Instruction.
Copy every line from the records below that holds the word "этой".

Exercise input.
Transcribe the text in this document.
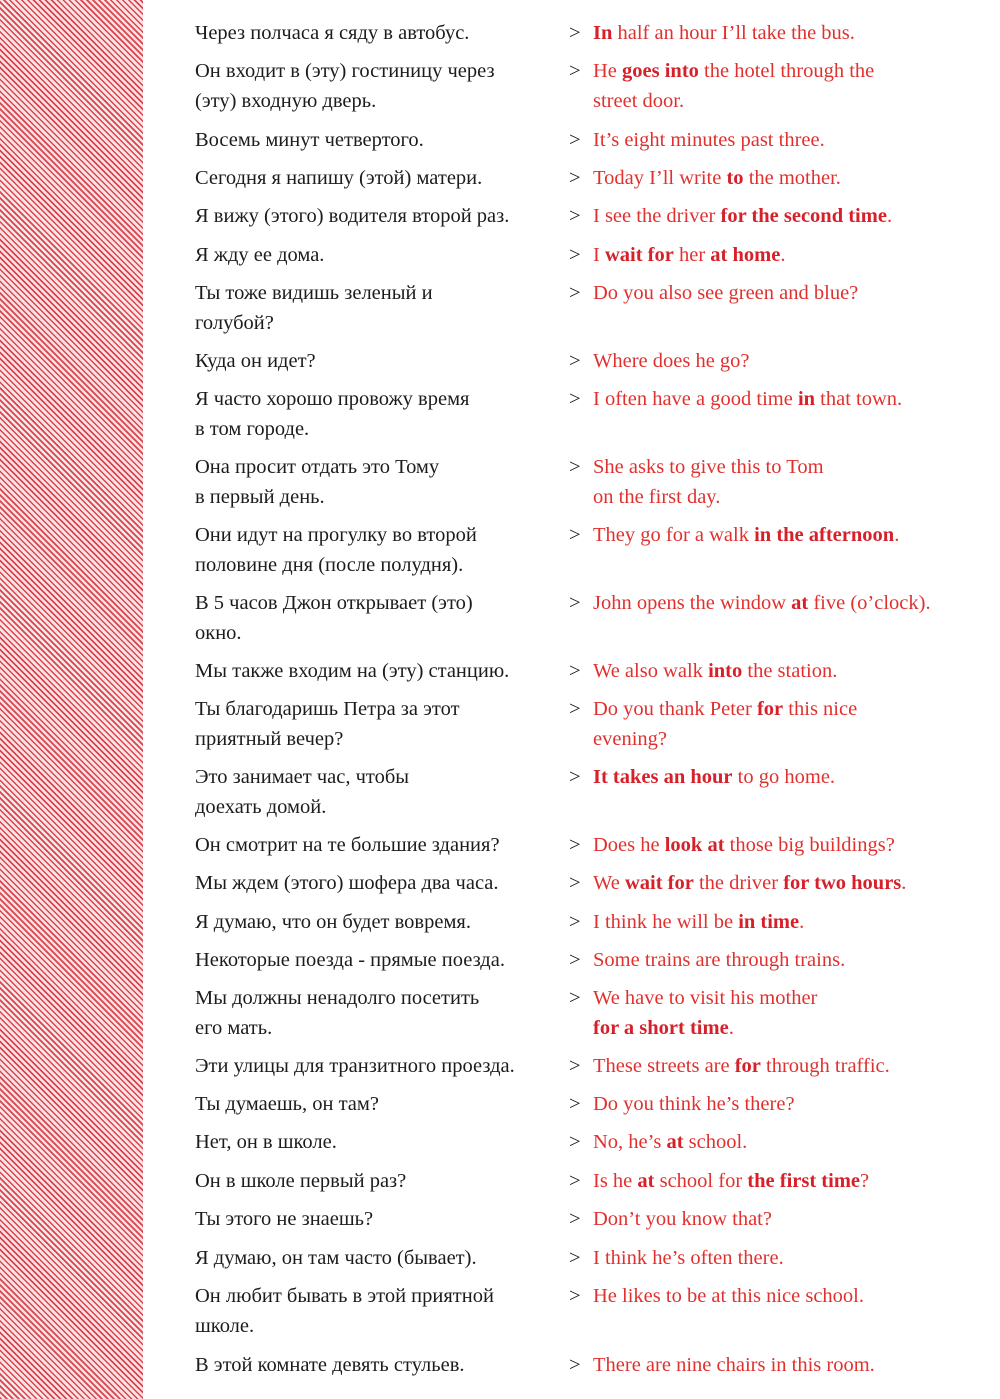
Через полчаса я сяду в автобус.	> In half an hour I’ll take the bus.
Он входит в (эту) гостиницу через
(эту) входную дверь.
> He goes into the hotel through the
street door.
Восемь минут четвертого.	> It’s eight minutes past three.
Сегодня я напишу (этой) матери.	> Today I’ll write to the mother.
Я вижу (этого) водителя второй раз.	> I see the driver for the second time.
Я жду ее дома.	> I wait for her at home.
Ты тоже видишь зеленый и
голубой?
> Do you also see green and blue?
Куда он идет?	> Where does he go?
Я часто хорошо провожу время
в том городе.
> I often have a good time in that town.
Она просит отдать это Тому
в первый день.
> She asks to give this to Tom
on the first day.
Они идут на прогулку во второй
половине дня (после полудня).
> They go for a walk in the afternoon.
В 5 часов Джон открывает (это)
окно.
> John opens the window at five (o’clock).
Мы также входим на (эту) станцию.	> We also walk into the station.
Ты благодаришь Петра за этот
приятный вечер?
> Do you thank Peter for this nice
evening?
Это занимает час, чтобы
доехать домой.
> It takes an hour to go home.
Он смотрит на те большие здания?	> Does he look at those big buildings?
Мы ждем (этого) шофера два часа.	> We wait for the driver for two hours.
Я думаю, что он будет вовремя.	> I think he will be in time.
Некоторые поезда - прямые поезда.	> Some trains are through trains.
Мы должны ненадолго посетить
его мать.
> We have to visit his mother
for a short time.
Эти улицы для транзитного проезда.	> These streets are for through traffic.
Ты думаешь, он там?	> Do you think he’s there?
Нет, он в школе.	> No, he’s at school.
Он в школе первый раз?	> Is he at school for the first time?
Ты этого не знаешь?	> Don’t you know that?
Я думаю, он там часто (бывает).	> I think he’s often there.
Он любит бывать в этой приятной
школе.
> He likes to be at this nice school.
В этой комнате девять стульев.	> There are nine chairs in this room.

Answer to this task.
Сегодня я напишу (этой) матери.	> Today I’ll write to the mother.
Он любит бывать в этой приятной
В этой комнате девять стульев.	> There are nine chairs in this room.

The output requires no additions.